(Given problem) Transcribe everything in the data word for word. Pictures are left out.

** START Provided entries **

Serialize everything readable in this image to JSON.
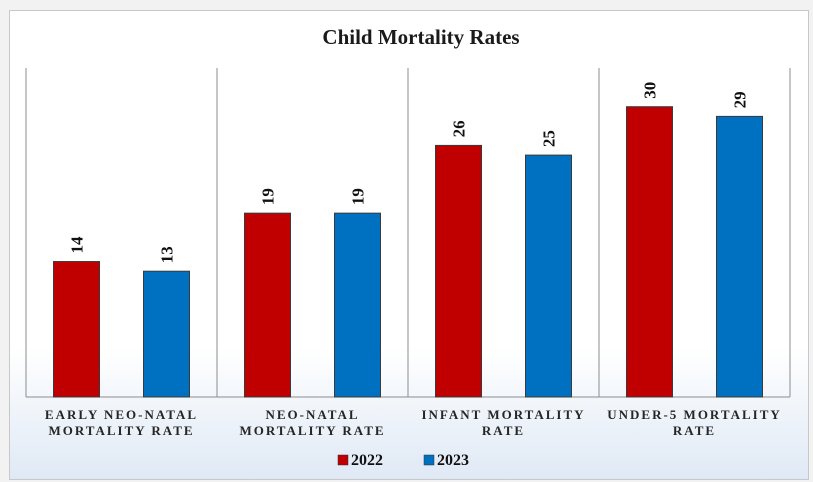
{
  "chart_data": {
    "type": "bar",
    "title": "Child Mortality Rates",
    "categories": [
      [
        "EARLY NEO-NATAL",
        "MORTALITY RATE"
      ],
      [
        "NEO-NATAL",
        "MORTALITY RATE"
      ],
      [
        "INFANT MORTALITY",
        "RATE"
      ],
      [
        "UNDER-5 MORTALITY",
        "RATE"
      ]
    ],
    "series": [
      {
        "name": "2022",
        "color": "#c00000",
        "values": [
          14,
          19,
          26,
          30
        ]
      },
      {
        "name": "2023",
        "color": "#0070c0",
        "values": [
          13,
          19,
          25,
          29
        ]
      }
    ],
    "ylim": [
      0,
      34
    ],
    "grid": false,
    "legend": "bottom-center",
    "data_labels": true
  }
}
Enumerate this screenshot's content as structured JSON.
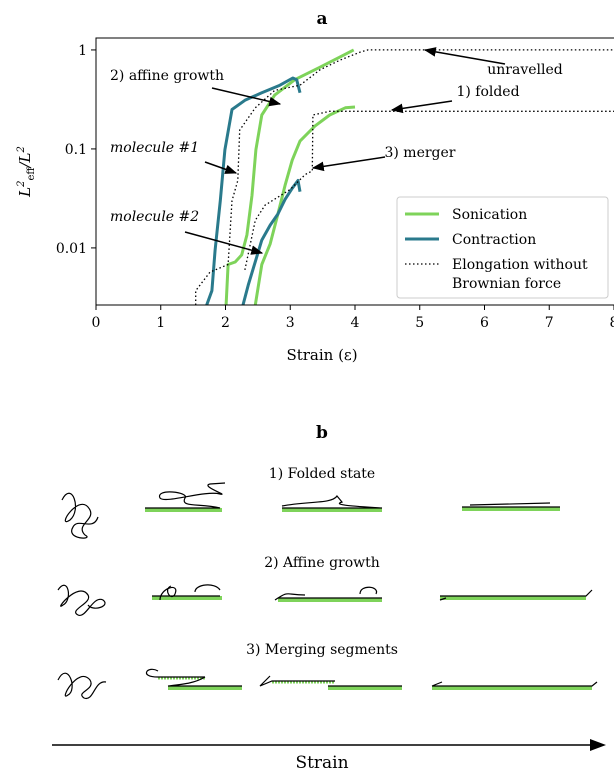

** END Provided entries **

(Solution below)
Serialize everything readable in this image to JSON.
{
  "chart_data": {
    "type": "bar",
    "title": "Child Mortality Rates",
    "categories": [
      [
        "EARLY NEO-NATAL",
        "MORTALITY RATE"
      ],
      [
        "NEO-NATAL",
        "MORTALITY RATE"
      ],
      [
        "INFANT MORTALITY",
        "RATE"
      ],
      [
        "UNDER-5 MORTALITY",
        "RATE"
      ]
    ],
    "series": [
      {
        "name": "2022",
        "color": "#c00000",
        "values": [
          14,
          19,
          26,
          30
        ]
      },
      {
        "name": "2023",
        "color": "#0070c0",
        "values": [
          13,
          19,
          25,
          29
        ]
      }
    ],
    "ylim": [
      0,
      34
    ],
    "grid": false,
    "legend": "bottom-center",
    "data_labels": true
  }
}
Enumerate this screenshot's content as structured JSON.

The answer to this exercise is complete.